→ Data provided:
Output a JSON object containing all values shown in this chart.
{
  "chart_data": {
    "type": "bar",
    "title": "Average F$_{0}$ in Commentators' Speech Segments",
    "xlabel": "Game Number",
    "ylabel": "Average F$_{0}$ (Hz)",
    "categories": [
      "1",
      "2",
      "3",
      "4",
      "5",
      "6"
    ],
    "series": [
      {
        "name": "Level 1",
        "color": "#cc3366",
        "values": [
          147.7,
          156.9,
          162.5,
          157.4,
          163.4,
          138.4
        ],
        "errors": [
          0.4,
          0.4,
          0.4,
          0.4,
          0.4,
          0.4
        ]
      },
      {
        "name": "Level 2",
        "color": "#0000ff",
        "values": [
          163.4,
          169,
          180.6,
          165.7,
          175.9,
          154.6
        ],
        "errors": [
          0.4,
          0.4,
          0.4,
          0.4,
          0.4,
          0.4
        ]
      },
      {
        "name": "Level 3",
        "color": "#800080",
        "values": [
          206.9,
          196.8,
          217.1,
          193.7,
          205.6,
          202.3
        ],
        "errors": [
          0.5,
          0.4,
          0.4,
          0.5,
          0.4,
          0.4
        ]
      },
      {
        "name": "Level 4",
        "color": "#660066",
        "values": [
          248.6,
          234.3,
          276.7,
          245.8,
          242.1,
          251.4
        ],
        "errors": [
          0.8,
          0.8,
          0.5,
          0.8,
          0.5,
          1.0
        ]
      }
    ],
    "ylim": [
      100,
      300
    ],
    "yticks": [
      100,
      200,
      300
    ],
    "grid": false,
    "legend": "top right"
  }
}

→ What is needed:
Emit the records above again, exactly, with no line skipped.

→ Correct response:
Output a JSON object containing all values shown in this chart.
{
  "chart_data": {
    "type": "bar",
    "title": "Average F$_{0}$ in Commentators' Speech Segments",
    "xlabel": "Game Number",
    "ylabel": "Average F$_{0}$ (Hz)",
    "categories": [
      "1",
      "2",
      "3",
      "4",
      "5",
      "6"
    ],
    "series": [
      {
        "name": "Level 1",
        "color": "#cc3366",
        "values": [
          147.7,
          156.9,
          162.5,
          157.4,
          163.4,
          138.4
        ],
        "errors": [
          0.4,
          0.4,
          0.4,
          0.4,
          0.4,
          0.4
        ]
      },
      {
        "name": "Level 2",
        "color": "#0000ff",
        "values": [
          163.4,
          169,
          180.6,
          165.7,
          175.9,
          154.6
        ],
        "errors": [
          0.4,
          0.4,
          0.4,
          0.4,
          0.4,
          0.4
        ]
      },
      {
        "name": "Level 3",
        "color": "#800080",
        "values": [
          206.9,
          196.8,
          217.1,
          193.7,
          205.6,
          202.3
        ],
        "errors": [
          0.5,
          0.4,
          0.4,
          0.5,
          0.4,
          0.4
        ]
      },
      {
        "name": "Level 4",
        "color": "#660066",
        "values": [
          248.6,
          234.3,
          276.7,
          245.8,
          242.1,
          251.4
        ],
        "errors": [
          0.8,
          0.8,
          0.5,
          0.8,
          0.5,
          1.0
        ]
      }
    ],
    "ylim": [
      100,
      300
    ],
    "yticks": [
      100,
      200,
      300
    ],
    "grid": false,
    "legend": "top right"
  }
}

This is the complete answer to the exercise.